• Objective: Select every line containing the word "change" from the material, and copy those lines.

• Data in this exercise:
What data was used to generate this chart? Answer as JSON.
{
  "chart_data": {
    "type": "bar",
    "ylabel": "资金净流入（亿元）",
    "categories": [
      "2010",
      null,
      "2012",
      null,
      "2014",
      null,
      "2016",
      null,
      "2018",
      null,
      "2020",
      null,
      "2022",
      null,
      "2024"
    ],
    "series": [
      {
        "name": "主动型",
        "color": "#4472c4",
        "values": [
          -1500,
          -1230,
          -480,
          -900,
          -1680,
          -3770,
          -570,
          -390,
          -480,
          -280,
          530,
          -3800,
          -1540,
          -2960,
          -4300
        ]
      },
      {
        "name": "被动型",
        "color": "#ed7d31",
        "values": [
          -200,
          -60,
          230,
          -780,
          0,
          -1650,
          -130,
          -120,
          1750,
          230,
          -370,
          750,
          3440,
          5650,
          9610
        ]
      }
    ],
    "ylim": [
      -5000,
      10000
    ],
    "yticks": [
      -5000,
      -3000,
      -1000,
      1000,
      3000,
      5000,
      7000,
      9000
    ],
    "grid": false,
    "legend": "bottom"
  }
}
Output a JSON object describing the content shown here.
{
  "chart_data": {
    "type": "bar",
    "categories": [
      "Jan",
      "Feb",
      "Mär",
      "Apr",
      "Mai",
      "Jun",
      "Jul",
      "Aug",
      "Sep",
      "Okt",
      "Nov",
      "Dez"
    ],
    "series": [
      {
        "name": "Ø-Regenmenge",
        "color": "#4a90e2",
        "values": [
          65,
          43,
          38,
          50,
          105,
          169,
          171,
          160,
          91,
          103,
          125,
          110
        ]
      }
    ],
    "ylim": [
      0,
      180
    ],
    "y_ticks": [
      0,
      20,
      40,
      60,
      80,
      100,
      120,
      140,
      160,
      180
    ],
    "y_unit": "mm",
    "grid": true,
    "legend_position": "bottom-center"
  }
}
==
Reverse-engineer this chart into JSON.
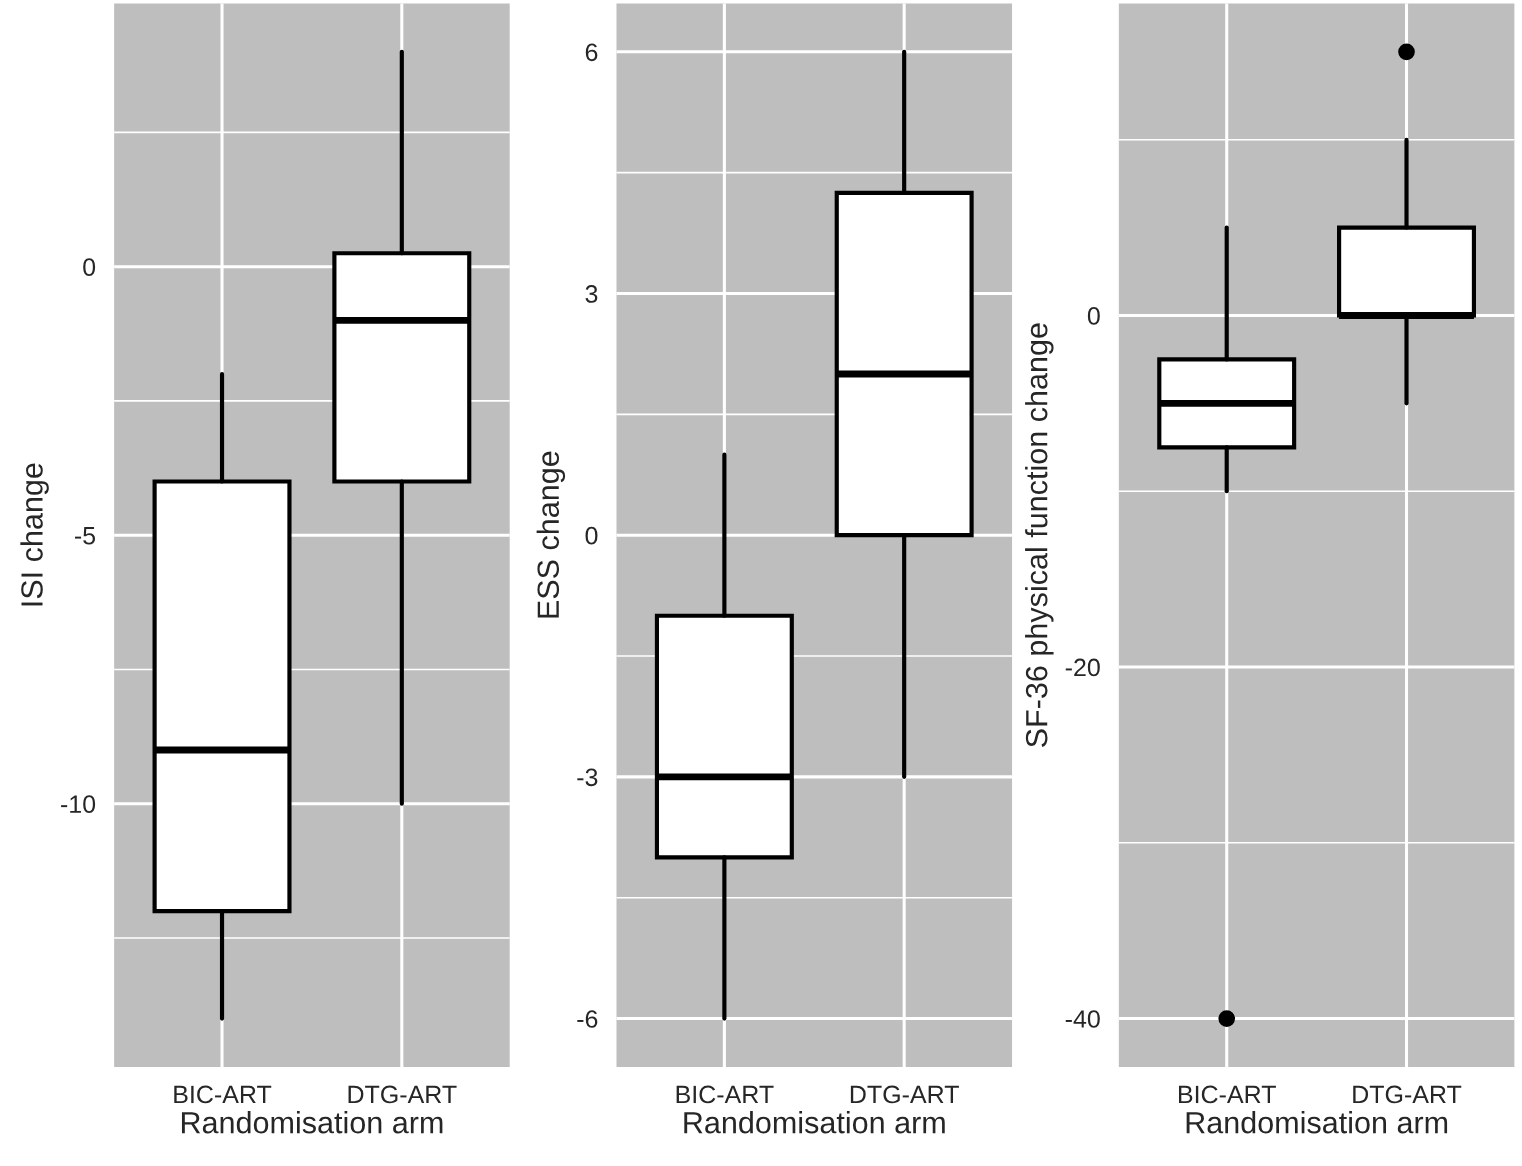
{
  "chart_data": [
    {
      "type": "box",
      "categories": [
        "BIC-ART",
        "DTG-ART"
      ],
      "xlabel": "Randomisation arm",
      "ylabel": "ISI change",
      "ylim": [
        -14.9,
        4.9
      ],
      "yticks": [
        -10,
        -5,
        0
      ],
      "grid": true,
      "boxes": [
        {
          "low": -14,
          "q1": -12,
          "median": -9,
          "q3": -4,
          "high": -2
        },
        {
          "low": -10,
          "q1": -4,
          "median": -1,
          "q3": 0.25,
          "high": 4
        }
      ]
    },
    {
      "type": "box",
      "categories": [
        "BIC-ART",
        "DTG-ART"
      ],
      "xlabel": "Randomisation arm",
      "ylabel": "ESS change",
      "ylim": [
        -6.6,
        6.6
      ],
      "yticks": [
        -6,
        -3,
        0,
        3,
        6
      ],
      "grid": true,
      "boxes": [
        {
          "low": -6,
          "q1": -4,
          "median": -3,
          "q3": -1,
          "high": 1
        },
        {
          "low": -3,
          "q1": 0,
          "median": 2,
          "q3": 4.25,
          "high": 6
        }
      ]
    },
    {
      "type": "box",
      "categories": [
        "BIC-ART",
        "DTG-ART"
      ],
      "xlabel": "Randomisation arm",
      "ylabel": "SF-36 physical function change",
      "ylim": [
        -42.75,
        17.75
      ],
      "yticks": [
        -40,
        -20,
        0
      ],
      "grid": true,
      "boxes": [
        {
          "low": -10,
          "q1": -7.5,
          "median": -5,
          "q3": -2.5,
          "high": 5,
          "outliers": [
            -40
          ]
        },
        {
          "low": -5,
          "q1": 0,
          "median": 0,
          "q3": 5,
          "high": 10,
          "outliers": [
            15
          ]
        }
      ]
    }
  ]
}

• Exercise result:
      "ylabel": "ISI change",
      "ylabel": "ESS change",
      "ylabel": "SF-36 physical function change",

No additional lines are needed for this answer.